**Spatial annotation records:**
____

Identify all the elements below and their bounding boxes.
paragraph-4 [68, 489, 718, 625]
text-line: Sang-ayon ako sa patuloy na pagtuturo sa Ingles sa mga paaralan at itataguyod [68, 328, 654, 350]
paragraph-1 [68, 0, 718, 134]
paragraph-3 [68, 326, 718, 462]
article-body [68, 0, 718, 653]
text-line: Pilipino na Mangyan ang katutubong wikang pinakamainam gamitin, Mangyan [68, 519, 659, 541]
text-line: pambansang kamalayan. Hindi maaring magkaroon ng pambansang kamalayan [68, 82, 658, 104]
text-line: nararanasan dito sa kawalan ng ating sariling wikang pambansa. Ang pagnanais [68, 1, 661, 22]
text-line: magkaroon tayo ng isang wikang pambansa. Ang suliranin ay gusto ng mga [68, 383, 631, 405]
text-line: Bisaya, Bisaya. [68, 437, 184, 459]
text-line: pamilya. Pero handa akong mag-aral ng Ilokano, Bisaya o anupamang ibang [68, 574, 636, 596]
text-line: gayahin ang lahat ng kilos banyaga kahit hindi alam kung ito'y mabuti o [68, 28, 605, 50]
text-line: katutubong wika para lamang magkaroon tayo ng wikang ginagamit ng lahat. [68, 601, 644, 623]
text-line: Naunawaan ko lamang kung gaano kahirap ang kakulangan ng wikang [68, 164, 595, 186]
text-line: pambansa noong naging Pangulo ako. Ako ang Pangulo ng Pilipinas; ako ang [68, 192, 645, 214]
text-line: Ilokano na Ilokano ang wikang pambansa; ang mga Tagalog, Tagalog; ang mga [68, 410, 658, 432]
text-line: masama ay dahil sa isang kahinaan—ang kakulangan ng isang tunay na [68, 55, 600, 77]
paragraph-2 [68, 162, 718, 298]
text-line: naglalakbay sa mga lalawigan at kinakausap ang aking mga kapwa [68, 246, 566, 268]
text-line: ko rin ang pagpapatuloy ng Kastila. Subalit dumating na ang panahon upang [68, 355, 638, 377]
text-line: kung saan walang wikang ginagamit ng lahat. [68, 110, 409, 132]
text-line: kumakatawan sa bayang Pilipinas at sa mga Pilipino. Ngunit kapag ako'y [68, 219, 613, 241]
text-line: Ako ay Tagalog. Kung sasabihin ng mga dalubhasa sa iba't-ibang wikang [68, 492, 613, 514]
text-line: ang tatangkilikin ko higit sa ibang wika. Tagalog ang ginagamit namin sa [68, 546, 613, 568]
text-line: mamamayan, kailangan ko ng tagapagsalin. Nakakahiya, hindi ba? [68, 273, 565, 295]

____

**WHAT IS ASKED:**
Retype the data word for word, starting at its first line and ending at the line that contains "text-line: Pilipino na", with both of those lines included.

**EXERCISE RESULT:**
Identify all the elements below and their bounding boxes.
paragraph-4 [68, 489, 718, 625]
text-line: Sang-ayon ako sa patuloy na pagtuturo sa Ingles sa mga paaralan at itataguyod [68, 328, 654, 350]
paragraph-1 [68, 0, 718, 134]
paragraph-3 [68, 326, 718, 462]
article-body [68, 0, 718, 653]
text-line: Pilipino na Mangyan ang katutubong wikang pinakamainam gamitin, Mangyan [68, 519, 659, 541]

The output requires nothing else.